§ **REQUIREMENTS**:
Identify the line that contains "What does this" in the material. Output it and every line after it, unchanged, through the end.
[start of MATERIAL FOR THE TASK]
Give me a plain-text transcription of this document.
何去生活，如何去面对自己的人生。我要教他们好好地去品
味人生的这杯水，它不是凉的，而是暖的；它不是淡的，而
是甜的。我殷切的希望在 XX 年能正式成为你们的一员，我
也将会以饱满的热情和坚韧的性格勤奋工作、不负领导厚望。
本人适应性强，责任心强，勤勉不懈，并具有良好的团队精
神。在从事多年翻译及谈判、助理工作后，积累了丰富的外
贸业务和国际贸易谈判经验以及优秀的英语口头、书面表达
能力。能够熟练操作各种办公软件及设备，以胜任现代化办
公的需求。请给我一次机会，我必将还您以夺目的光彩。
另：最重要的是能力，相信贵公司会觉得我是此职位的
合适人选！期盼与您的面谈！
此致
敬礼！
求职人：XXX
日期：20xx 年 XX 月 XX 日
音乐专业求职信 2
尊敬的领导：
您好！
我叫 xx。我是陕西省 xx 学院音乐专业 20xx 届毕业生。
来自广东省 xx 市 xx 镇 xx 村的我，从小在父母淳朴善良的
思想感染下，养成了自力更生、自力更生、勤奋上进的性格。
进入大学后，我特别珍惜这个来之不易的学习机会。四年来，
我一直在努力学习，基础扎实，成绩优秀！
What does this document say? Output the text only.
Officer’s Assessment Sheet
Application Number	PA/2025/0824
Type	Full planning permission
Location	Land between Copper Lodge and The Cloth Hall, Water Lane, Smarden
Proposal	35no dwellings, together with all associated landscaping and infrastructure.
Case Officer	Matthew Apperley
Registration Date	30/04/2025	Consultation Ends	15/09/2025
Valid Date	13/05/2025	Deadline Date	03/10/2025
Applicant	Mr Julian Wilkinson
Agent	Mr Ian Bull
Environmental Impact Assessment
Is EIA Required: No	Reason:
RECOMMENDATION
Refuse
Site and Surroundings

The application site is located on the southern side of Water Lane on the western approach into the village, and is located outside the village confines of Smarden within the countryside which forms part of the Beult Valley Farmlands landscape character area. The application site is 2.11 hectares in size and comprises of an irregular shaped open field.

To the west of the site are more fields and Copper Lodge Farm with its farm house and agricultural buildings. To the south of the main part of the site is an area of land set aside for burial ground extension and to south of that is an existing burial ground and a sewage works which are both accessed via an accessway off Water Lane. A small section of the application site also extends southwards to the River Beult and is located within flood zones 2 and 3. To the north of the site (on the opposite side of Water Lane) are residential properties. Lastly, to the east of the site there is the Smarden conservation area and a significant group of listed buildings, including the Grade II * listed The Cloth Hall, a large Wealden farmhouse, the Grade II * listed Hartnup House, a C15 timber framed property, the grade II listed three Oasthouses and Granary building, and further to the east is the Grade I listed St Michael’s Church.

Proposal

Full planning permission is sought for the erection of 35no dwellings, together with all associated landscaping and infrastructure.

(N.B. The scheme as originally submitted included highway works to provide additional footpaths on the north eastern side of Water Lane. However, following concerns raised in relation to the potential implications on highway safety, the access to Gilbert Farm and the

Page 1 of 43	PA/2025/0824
[end of MATERIAL FOR THE TASK]
§ **THE ANSWER**:
What does this document say? Output the text only.
Officer’s Assessment Sheet
Application Number	PA/2025/0824
Type	Full planning permission
Location	Land between Copper Lodge and The Cloth Hall, Water Lane, Smarden
Proposal	35no dwellings, together with all associated landscaping and infrastructure.
Case Officer	Matthew Apperley
Registration Date	30/04/2025	Consultation Ends	15/09/2025
Valid Date	13/05/2025	Deadline Date	03/10/2025
Applicant	Mr Julian Wilkinson
Agent	Mr Ian Bull
Environmental Impact Assessment
Is EIA Required: No	Reason:
RECOMMENDATION
Refuse
Site and Surroundings

The application site is located on the southern side of Water Lane on the western approach into the village, and is located outside the village confines of Smarden within the countryside which forms part of the Beult Valley Farmlands landscape character area. The application site is 2.11 hectares in size and comprises of an irregular shaped open field.

To the west of the site are more fields and Copper Lodge Farm with its farm house and agricultural buildings. To the south of the main part of the site is an area of land set aside for burial ground extension and to south of that is an existing burial ground and a sewage works which are both accessed via an accessway off Water Lane. A small section of the application site also extends southwards to the River Beult and is located within flood zones 2 and 3. To the north of the site (on the opposite side of Water Lane) are residential properties. Lastly, to the east of the site there is the Smarden conservation area and a significant group of listed buildings, including the Grade II * listed The Cloth Hall, a large Wealden farmhouse, the Grade II * listed Hartnup House, a C15 timber framed property, the grade II listed three Oasthouses and Granary building, and further to the east is the Grade I listed St Michael’s Church.

Proposal

Full planning permission is sought for the erection of 35no dwellings, together with all associated landscaping and infrastructure.

(N.B. The scheme as originally submitted included highway works to provide additional footpaths on the north eastern side of Water Lane. However, following concerns raised in relation to the potential implications on highway safety, the access to Gilbert Farm and the

Page 1 of 43	PA/2025/0824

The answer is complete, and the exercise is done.